### WHAT IS NEEDED
Copy out, unchanged, the stretch of the records from the line containing "marker-excl-luc-2015 <box>1042 266" through the line containing "trend-line-excl-luc <box>154 317", with both of those lines included.

### RECORDS SUPPLIED
+ + + +

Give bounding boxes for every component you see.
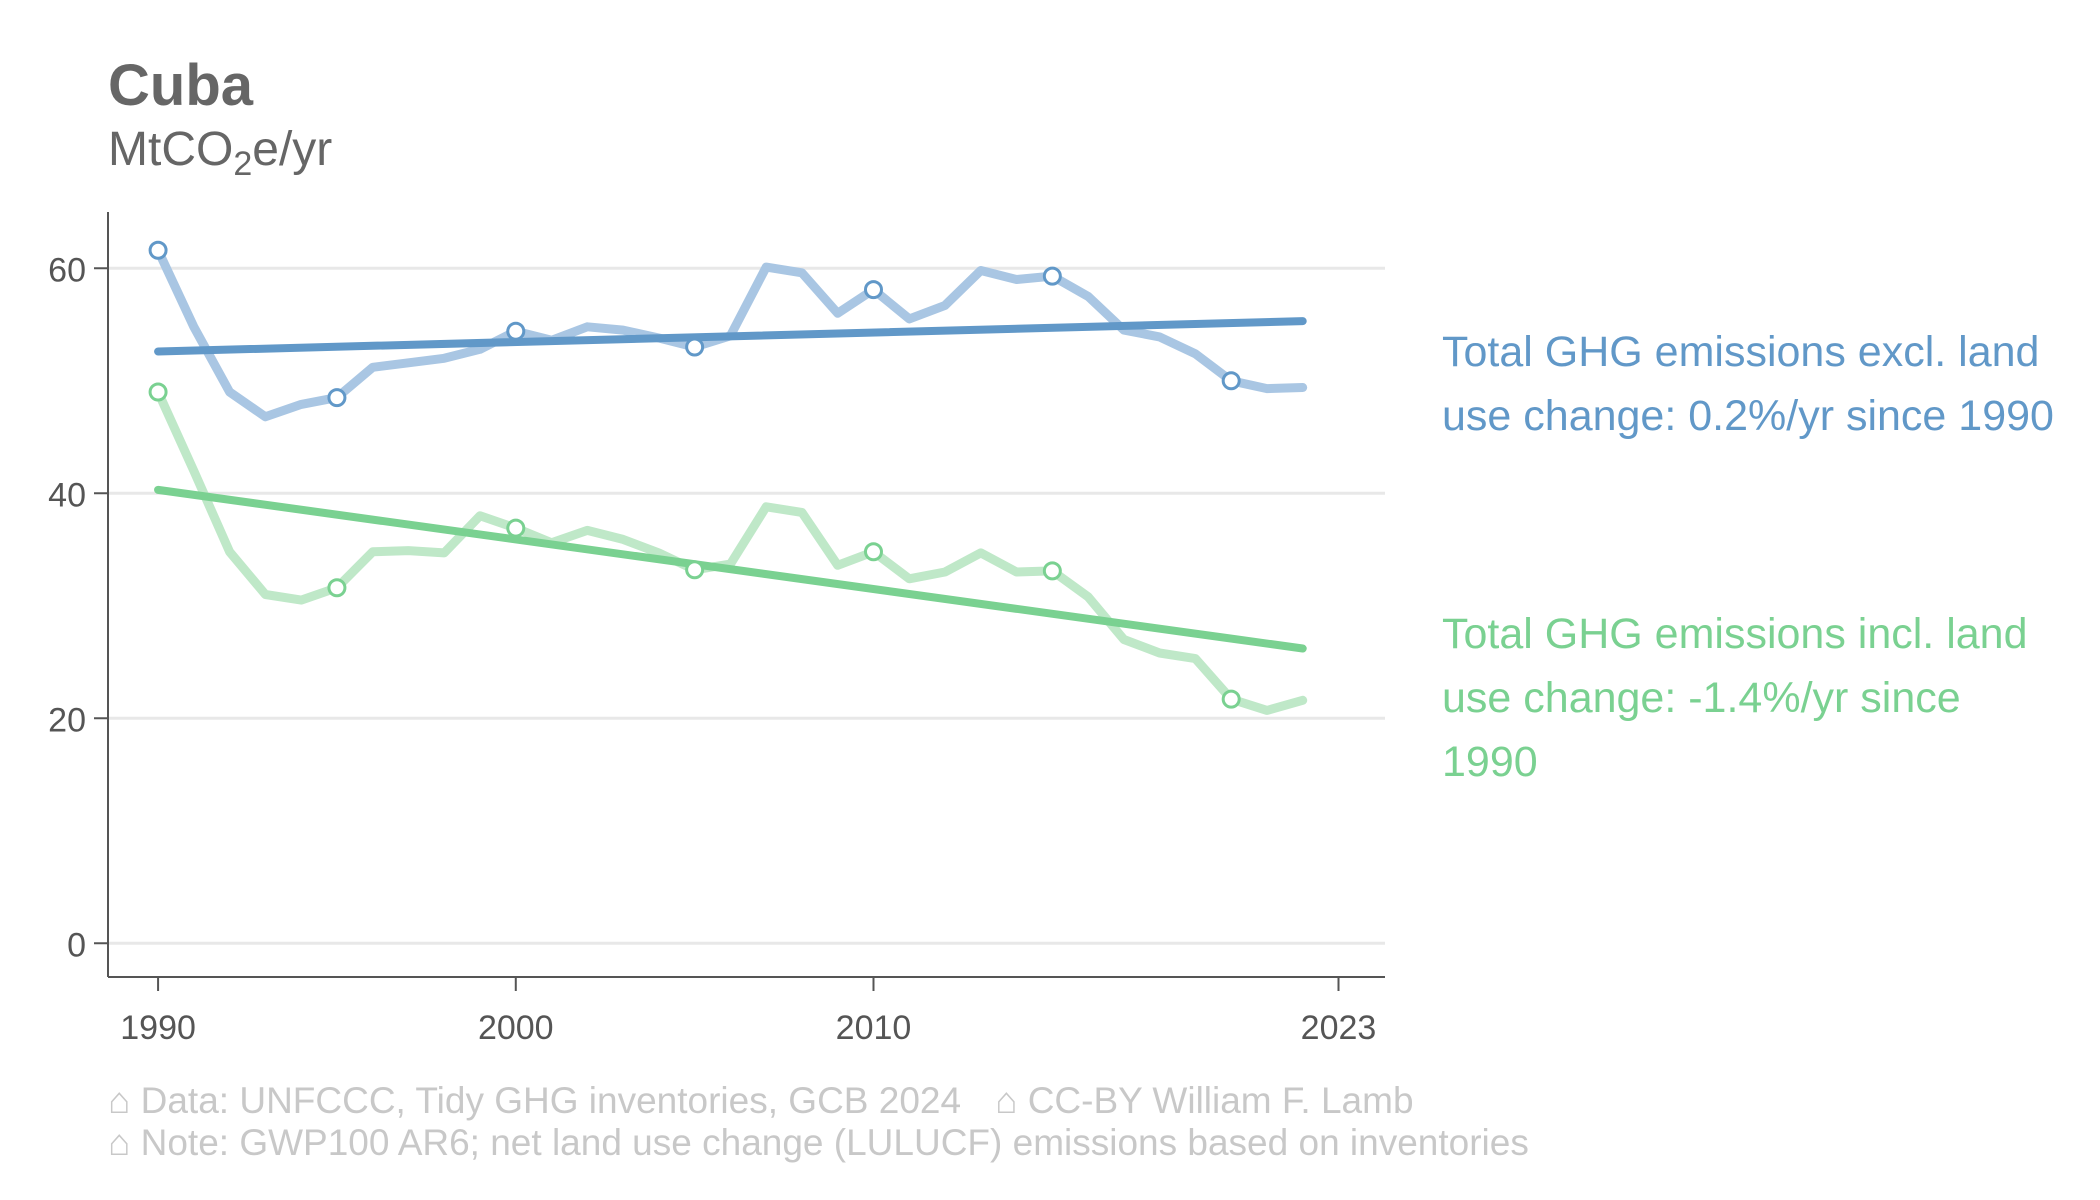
marker-excl-luc-2015 <box>1042 266 1062 286</box>
tick-labels: 0 20 40 60 1990 2000 2010 2023 <box>48 251 1376 1047</box>
annotation-incl-luc: Total GHG emissions incl. land use chang… <box>1442 610 2028 786</box>
unit-subscript: 2 <box>233 145 253 183</box>
chart-title: Cuba <box>108 53 253 118</box>
y-tick-label-40: 40 <box>48 476 86 514</box>
unit-suffix: e/yr <box>252 123 333 176</box>
y-tick-label-20: 20 <box>48 701 86 739</box>
axes <box>94 212 1385 991</box>
marker-excl-luc-1990 <box>148 240 168 260</box>
y-tick-label-60: 60 <box>48 251 86 289</box>
footer-data-source: ⌂ Data: UNFCCC, Tidy GHG inventories, GC… <box>108 1080 962 1121</box>
series-layer <box>148 240 1308 715</box>
trend-line-excl-luc <box>154 317 1307 356</box>
x-tick-label-2010: 2010 <box>836 1009 912 1047</box>
unit-prefix: MtCO <box>108 123 234 176</box>
marker-incl-luc-2000 <box>506 518 526 538</box>
annotation-excl-luc: Total GHG emissions excl. land use chang… <box>1442 328 2054 440</box>
marker-incl-luc-2020 <box>1221 689 1241 709</box>
footer-line-1: ⌂ Data: UNFCCC, Tidy GHG inventories, GC… <box>108 1080 1414 1122</box>
marker-incl-luc-1990 <box>148 382 168 402</box>
marker-incl-luc-2015 <box>1042 561 1062 581</box>
x-tick-label-2023: 2023 <box>1301 1009 1377 1047</box>
y-tick-label-0: 0 <box>67 926 86 964</box>
marker-excl-luc-2020 <box>1221 371 1241 391</box>
marker-excl-luc-2005 <box>685 337 705 357</box>
marker-excl-luc-2000 <box>506 321 526 341</box>
trend-line-incl-luc <box>154 485 1307 653</box>
footer-note: ⌂ Note: GWP100 AR6; net land use change … <box>108 1122 1529 1163</box>
x-tick-label-1990: 1990 <box>120 1009 196 1047</box>
marker-excl-luc-1995 <box>327 388 347 408</box>
series-line-incl-luc <box>153 387 1308 715</box>
x-tick-label-2000: 2000 <box>478 1009 554 1047</box>
footer-license: ⌂ CC-BY William F. Lamb <box>995 1080 1414 1121</box>
gridlines <box>108 266 1385 945</box>
marker-incl-luc-2005 <box>685 560 705 580</box>
marker-excl-luc-2010 <box>863 280 883 300</box>
marker-incl-luc-2010 <box>863 542 883 562</box>
marker-incl-luc-1995 <box>327 578 347 598</box>
unit-label: MtCO2e/yr <box>108 122 332 184</box>
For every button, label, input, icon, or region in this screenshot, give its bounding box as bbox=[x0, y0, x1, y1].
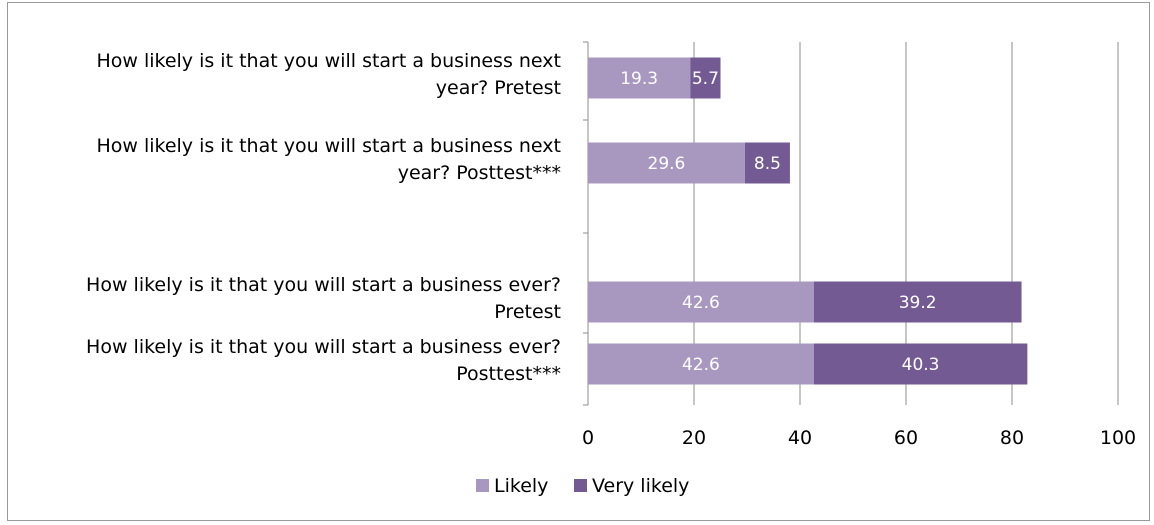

+ + + +

### EXERCISE SOLUTION
marker-excl-luc-2015 <box>1042 266 1062 286</box>
tick-labels: 0 20 40 60 1990 2000 2010 2023 <box>48 251 1376 1047</box>
annotation-incl-luc: Total GHG emissions incl. land use chang… <box>1442 610 2028 786</box>
unit-subscript: 2 <box>233 145 253 183</box>
chart-title: Cuba <box>108 53 253 118</box>
y-tick-label-40: 40 <box>48 476 86 514</box>
unit-suffix: e/yr <box>252 123 333 176</box>
y-tick-label-20: 20 <box>48 701 86 739</box>
axes <box>94 212 1385 991</box>
marker-excl-luc-1990 <box>148 240 168 260</box>
y-tick-label-60: 60 <box>48 251 86 289</box>
footer-data-source: ⌂ Data: UNFCCC, Tidy GHG inventories, GC… <box>108 1080 962 1121</box>
series-layer <box>148 240 1308 715</box>
trend-line-excl-luc <box>154 317 1307 356</box>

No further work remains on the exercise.